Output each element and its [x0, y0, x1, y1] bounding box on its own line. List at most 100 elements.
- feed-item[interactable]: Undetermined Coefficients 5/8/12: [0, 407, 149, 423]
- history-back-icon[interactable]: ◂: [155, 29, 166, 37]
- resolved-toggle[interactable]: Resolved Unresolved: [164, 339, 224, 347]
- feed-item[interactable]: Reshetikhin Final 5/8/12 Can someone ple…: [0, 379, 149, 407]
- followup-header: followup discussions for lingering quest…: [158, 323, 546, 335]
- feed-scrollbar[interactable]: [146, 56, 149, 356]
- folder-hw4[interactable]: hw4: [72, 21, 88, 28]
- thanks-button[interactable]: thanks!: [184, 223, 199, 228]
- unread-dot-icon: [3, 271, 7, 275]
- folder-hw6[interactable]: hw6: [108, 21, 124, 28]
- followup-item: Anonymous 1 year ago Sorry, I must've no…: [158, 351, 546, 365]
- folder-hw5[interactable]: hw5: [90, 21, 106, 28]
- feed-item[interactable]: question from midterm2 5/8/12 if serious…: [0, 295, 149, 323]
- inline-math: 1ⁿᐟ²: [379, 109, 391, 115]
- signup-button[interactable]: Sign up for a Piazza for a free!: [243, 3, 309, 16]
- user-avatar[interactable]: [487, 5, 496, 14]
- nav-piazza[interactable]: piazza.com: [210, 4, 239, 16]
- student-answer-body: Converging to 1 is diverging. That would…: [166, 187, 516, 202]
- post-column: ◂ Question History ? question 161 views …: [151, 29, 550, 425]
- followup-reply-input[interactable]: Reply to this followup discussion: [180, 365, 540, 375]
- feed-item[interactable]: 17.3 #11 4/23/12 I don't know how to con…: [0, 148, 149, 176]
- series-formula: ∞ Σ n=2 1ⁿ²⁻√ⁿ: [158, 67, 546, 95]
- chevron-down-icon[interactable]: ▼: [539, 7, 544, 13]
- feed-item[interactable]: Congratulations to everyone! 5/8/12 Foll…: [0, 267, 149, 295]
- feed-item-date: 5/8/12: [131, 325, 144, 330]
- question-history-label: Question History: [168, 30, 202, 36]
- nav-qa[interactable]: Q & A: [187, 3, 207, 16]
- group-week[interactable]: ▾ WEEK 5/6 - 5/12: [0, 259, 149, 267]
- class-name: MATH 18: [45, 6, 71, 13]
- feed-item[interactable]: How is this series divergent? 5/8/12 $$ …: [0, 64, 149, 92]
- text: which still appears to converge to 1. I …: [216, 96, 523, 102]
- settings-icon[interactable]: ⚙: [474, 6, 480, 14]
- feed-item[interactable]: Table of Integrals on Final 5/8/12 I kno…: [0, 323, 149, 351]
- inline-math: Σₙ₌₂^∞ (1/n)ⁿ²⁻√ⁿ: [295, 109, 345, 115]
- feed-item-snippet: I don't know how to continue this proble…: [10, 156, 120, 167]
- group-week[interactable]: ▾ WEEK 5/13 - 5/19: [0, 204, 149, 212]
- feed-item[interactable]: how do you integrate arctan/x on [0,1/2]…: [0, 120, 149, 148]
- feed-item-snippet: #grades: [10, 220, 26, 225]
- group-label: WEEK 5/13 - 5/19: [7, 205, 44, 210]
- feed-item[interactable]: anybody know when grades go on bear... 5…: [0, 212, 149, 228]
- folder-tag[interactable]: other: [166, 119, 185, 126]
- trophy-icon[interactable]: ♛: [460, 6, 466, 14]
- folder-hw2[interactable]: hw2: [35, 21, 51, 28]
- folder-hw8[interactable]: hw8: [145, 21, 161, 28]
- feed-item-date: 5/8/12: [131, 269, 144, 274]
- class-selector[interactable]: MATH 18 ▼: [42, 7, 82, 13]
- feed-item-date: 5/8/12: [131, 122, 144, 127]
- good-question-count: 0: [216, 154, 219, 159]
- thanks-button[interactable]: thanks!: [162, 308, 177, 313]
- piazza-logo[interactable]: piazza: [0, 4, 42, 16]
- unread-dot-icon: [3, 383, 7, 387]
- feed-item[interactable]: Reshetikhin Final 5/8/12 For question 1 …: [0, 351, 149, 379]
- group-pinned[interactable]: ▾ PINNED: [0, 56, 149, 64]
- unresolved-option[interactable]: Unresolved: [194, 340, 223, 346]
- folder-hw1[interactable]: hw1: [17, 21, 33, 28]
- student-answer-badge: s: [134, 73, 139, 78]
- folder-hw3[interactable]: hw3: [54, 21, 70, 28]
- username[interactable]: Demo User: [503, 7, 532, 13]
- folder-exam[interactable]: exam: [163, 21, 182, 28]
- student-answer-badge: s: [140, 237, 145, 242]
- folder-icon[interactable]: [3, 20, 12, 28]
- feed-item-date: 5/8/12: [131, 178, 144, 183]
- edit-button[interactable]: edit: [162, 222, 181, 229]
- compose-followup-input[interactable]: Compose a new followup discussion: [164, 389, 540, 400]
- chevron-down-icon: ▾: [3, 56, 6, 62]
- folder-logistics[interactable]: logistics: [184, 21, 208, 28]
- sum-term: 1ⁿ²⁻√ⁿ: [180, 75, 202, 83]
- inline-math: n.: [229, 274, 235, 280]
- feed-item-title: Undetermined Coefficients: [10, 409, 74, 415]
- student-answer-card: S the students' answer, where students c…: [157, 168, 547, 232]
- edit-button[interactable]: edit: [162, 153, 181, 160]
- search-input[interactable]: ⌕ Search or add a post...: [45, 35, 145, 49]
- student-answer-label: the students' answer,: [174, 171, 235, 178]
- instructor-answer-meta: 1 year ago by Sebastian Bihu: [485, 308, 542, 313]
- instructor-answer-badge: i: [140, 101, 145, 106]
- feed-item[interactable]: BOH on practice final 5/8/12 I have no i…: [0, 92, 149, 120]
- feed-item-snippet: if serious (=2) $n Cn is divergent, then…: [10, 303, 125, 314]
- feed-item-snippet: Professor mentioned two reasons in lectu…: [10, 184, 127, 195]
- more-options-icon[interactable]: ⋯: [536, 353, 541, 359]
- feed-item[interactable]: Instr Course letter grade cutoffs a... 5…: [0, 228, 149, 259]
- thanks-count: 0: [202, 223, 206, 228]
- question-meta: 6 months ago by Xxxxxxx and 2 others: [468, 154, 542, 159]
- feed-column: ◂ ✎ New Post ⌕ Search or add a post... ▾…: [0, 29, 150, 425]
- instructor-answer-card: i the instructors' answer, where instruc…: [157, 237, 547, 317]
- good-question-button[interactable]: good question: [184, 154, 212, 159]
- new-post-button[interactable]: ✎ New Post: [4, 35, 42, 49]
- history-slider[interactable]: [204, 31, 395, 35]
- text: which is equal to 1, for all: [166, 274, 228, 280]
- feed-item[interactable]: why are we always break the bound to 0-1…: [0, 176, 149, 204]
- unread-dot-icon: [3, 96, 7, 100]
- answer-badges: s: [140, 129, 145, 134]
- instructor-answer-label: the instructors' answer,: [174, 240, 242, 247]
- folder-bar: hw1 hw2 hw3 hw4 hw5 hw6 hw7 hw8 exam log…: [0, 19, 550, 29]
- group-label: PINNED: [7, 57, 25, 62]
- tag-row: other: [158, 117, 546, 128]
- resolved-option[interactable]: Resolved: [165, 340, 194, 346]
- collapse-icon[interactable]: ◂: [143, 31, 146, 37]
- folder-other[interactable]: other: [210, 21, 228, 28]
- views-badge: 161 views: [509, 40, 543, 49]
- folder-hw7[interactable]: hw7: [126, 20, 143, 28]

== == ==

Repeat the data above line for line, with nothing changed.

Output each element and its [x0, y0, x1, y1] bounding box on its own line. List at most 100 elements.
- feed-item[interactable]: Undetermined Coefficients 5/8/12: [0, 407, 149, 423]
- history-back-icon[interactable]: ◂: [155, 29, 166, 37]
- resolved-toggle[interactable]: Resolved Unresolved: [164, 339, 224, 347]
- feed-item[interactable]: Reshetikhin Final 5/8/12 Can someone ple…: [0, 379, 149, 407]
- followup-header: followup discussions for lingering quest…: [158, 323, 546, 335]
- feed-scrollbar[interactable]: [146, 56, 149, 356]
- folder-hw4[interactable]: hw4: [72, 21, 88, 28]
- thanks-button[interactable]: thanks!: [184, 223, 199, 228]
- unread-dot-icon: [3, 271, 7, 275]
- folder-hw6[interactable]: hw6: [108, 21, 124, 28]
- followup-item: Anonymous 1 year ago Sorry, I must've no…: [158, 351, 546, 365]
- folder-hw5[interactable]: hw5: [90, 21, 106, 28]
- feed-item[interactable]: question from midterm2 5/8/12 if serious…: [0, 295, 149, 323]
- inline-math: 1ⁿᐟ²: [379, 109, 391, 115]
- signup-button[interactable]: Sign up for a Piazza for a free!: [243, 3, 309, 16]
- user-avatar[interactable]: [487, 5, 496, 14]
- nav-piazza[interactable]: piazza.com: [210, 4, 239, 16]
- student-answer-body: Converging to 1 is diverging. That would…: [166, 187, 516, 202]
- post-column: ◂ Question History ? question 161 views …: [151, 29, 550, 425]
- followup-reply-input[interactable]: Reply to this followup discussion: [180, 365, 540, 375]
- feed-item[interactable]: 17.3 #11 4/23/12 I don't know how to con…: [0, 148, 149, 176]
- series-formula: ∞ Σ n=2 1ⁿ²⁻√ⁿ: [158, 67, 546, 95]
- chevron-down-icon[interactable]: ▼: [539, 7, 544, 13]
- feed-item[interactable]: Congratulations to everyone! 5/8/12 Foll…: [0, 267, 149, 295]
- feed-item-date: 5/8/12: [131, 325, 144, 330]
- question-history-label: Question History: [168, 30, 202, 36]
- nav-qa[interactable]: Q & A: [187, 3, 207, 16]
- group-week[interactable]: ▾ WEEK 5/6 - 5/12: [0, 259, 149, 267]
- class-name: MATH 18: [45, 6, 71, 13]
- feed-item[interactable]: How is this series divergent? 5/8/12 $$ …: [0, 64, 149, 92]
- text: which still appears to converge to 1. I …: [216, 96, 523, 102]
- settings-icon[interactable]: ⚙: [474, 6, 480, 14]
- feed-item[interactable]: Table of Integrals on Final 5/8/12 I kno…: [0, 323, 149, 351]
- inline-math: Σₙ₌₂^∞ (1/n)ⁿ²⁻√ⁿ: [295, 109, 345, 115]
- feed-item-snippet: I don't know how to continue this proble…: [10, 156, 120, 167]
- group-week[interactable]: ▾ WEEK 5/13 - 5/19: [0, 204, 149, 212]
- feed-item[interactable]: how do you integrate arctan/x on [0,1/2]…: [0, 120, 149, 148]
- feed-item-snippet: #grades: [10, 220, 26, 225]
- group-label: WEEK 5/13 - 5/19: [7, 205, 44, 210]
- feed-item[interactable]: anybody know when grades go on bear... 5…: [0, 212, 149, 228]
- folder-tag[interactable]: other: [166, 119, 185, 126]
- trophy-icon[interactable]: ♛: [460, 6, 466, 14]
- folder-hw2[interactable]: hw2: [35, 21, 51, 28]
- folder-hw8[interactable]: hw8: [145, 21, 161, 28]
- feed-item-date: 5/8/12: [131, 269, 144, 274]
- class-selector[interactable]: MATH 18 ▼: [42, 7, 82, 13]
- feed-item-date: 5/8/12: [131, 122, 144, 127]
- good-question-count: 0: [216, 154, 219, 159]
- thanks-button[interactable]: thanks!: [162, 308, 177, 313]
- piazza-logo[interactable]: piazza: [0, 4, 42, 16]
- unread-dot-icon: [3, 383, 7, 387]
- feed-item[interactable]: Reshetikhin Final 5/8/12 For question 1 …: [0, 351, 149, 379]
- group-pinned[interactable]: ▾ PINNED: [0, 56, 149, 64]
- unresolved-option[interactable]: Unresolved: [194, 340, 223, 346]
- folder-hw1[interactable]: hw1: [17, 21, 33, 28]
- student-answer-badge: s: [134, 73, 139, 78]
- folder-hw3[interactable]: hw3: [54, 21, 70, 28]
- username[interactable]: Demo User: [503, 7, 532, 13]
- folder-exam[interactable]: exam: [163, 21, 182, 28]
- student-answer-badge: s: [140, 237, 145, 242]
- folder-icon[interactable]: [3, 20, 12, 28]
- feed-item-date: 5/8/12: [131, 178, 144, 183]
- edit-button[interactable]: edit: [162, 222, 181, 229]
- compose-followup-input[interactable]: Compose a new followup discussion: [164, 389, 540, 400]
- chevron-down-icon: ▾: [3, 56, 6, 62]
- folder-logistics[interactable]: logistics: [184, 21, 208, 28]
- sum-term: 1ⁿ²⁻√ⁿ: [180, 75, 202, 83]
- inline-math: n.: [229, 274, 235, 280]
- feed-item-title: Undetermined Coefficients: [10, 409, 74, 415]
- student-answer-card: S the students' answer, where students c…: [157, 168, 547, 232]
- edit-button[interactable]: edit: [162, 153, 181, 160]
- search-input[interactable]: ⌕ Search or add a post...: [45, 35, 145, 49]
- student-answer-label: the students' answer,: [174, 171, 235, 178]
- instructor-answer-meta: 1 year ago by Sebastian Bihu: [485, 308, 542, 313]
- instructor-answer-badge: i: [140, 101, 145, 106]
- feed-item[interactable]: BOH on practice final 5/8/12 I have no i…: [0, 92, 149, 120]
- feed-item-snippet: if serious (=2) $n Cn is divergent, then…: [10, 303, 125, 314]
- feed-item-snippet: Professor mentioned two reasons in lectu…: [10, 184, 127, 195]
- more-options-icon[interactable]: ⋯: [536, 353, 541, 359]
- feed-item[interactable]: Instr Course letter grade cutoffs a... 5…: [0, 228, 149, 259]
- thanks-count: 0: [202, 223, 206, 228]
- question-meta: 6 months ago by Xxxxxxx and 2 others: [468, 154, 542, 159]
- feed-column: ◂ ✎ New Post ⌕ Search or add a post... ▾…: [0, 29, 150, 425]
- instructor-answer-card: i the instructors' answer, where instruc…: [157, 237, 547, 317]
- good-question-button[interactable]: good question: [184, 154, 212, 159]
- new-post-button[interactable]: ✎ New Post: [4, 35, 42, 49]
- history-slider[interactable]: [204, 31, 395, 35]
- text: which is equal to 1, for all: [166, 274, 228, 280]
- feed-item[interactable]: why are we always break the bound to 0-1…: [0, 176, 149, 204]
- unread-dot-icon: [3, 96, 7, 100]
- answer-badges: s: [140, 129, 145, 134]
- instructor-answer-label: the instructors' answer,: [174, 240, 242, 247]
- folder-bar: hw1 hw2 hw3 hw4 hw5 hw6 hw7 hw8 exam log…: [0, 19, 550, 29]
- group-label: PINNED: [7, 57, 25, 62]
- tag-row: other: [158, 117, 546, 128]
- resolved-option[interactable]: Resolved: [165, 340, 194, 346]
- collapse-icon[interactable]: ◂: [143, 31, 146, 37]
- folder-other[interactable]: other: [210, 21, 228, 28]
- views-badge: 161 views: [509, 40, 543, 49]
- folder-hw7[interactable]: hw7: [126, 20, 143, 28]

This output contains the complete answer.